§ Given task
Everything in the listing should be restated word for word.

Saved data entries
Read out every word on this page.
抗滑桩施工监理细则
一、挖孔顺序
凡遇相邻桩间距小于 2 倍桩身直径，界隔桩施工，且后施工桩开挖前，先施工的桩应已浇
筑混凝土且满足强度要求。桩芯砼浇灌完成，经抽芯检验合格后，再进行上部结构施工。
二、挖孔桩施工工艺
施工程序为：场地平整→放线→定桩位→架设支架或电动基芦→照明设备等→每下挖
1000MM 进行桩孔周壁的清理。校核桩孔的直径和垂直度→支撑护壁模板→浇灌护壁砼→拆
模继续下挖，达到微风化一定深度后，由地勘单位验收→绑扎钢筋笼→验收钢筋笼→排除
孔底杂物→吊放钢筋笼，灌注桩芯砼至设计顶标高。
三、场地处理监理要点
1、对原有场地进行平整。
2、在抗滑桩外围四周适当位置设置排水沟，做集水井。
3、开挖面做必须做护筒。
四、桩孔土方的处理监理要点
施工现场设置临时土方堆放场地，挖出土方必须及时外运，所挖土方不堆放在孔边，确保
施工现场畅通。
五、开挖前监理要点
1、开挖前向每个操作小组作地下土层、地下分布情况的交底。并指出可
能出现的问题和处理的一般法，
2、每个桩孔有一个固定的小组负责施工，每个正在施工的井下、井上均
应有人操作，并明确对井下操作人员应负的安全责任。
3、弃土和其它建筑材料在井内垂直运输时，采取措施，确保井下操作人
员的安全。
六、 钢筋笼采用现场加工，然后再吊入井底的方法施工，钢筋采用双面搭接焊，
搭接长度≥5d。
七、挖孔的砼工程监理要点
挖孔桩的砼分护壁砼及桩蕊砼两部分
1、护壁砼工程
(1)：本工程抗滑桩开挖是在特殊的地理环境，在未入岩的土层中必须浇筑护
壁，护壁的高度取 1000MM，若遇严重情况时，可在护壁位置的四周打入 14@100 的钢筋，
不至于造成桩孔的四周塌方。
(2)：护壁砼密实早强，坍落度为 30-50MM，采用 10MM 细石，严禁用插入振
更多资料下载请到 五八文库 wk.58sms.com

§ Response to this exercise
Read out every word on this page.
抗滑桩施工监理细则
一、挖孔顺序
凡遇相邻桩间距小于 2 倍桩身直径，界隔桩施工，且后施工桩开挖前，先施工的桩应已浇
筑混凝土且满足强度要求。桩芯砼浇灌完成，经抽芯检验合格后，再进行上部结构施工。
二、挖孔桩施工工艺
施工程序为：场地平整→放线→定桩位→架设支架或电动基芦→照明设备等→每下挖
1000MM 进行桩孔周壁的清理。校核桩孔的直径和垂直度→支撑护壁模板→浇灌护壁砼→拆
模继续下挖，达到微风化一定深度后，由地勘单位验收→绑扎钢筋笼→验收钢筋笼→排除
孔底杂物→吊放钢筋笼，灌注桩芯砼至设计顶标高。
三、场地处理监理要点
1、对原有场地进行平整。
2、在抗滑桩外围四周适当位置设置排水沟，做集水井。
3、开挖面做必须做护筒。
四、桩孔土方的处理监理要点
施工现场设置临时土方堆放场地，挖出土方必须及时外运，所挖土方不堆放在孔边，确保
施工现场畅通。
五、开挖前监理要点
1、开挖前向每个操作小组作地下土层、地下分布情况的交底。并指出可
能出现的问题和处理的一般法，
2、每个桩孔有一个固定的小组负责施工，每个正在施工的井下、井上均
应有人操作，并明确对井下操作人员应负的安全责任。
3、弃土和其它建筑材料在井内垂直运输时，采取措施，确保井下操作人
员的安全。
六、 钢筋笼采用现场加工，然后再吊入井底的方法施工，钢筋采用双面搭接焊，
搭接长度≥5d。
七、挖孔的砼工程监理要点
挖孔桩的砼分护壁砼及桩蕊砼两部分
1、护壁砼工程
(1)：本工程抗滑桩开挖是在特殊的地理环境，在未入岩的土层中必须浇筑护
壁，护壁的高度取 1000MM，若遇严重情况时，可在护壁位置的四周打入 14@100 的钢筋，
不至于造成桩孔的四周塌方。
(2)：护壁砼密实早强，坍落度为 30-50MM，采用 10MM 细石，严禁用插入振
更多资料下载请到 五八文库 wk.58sms.com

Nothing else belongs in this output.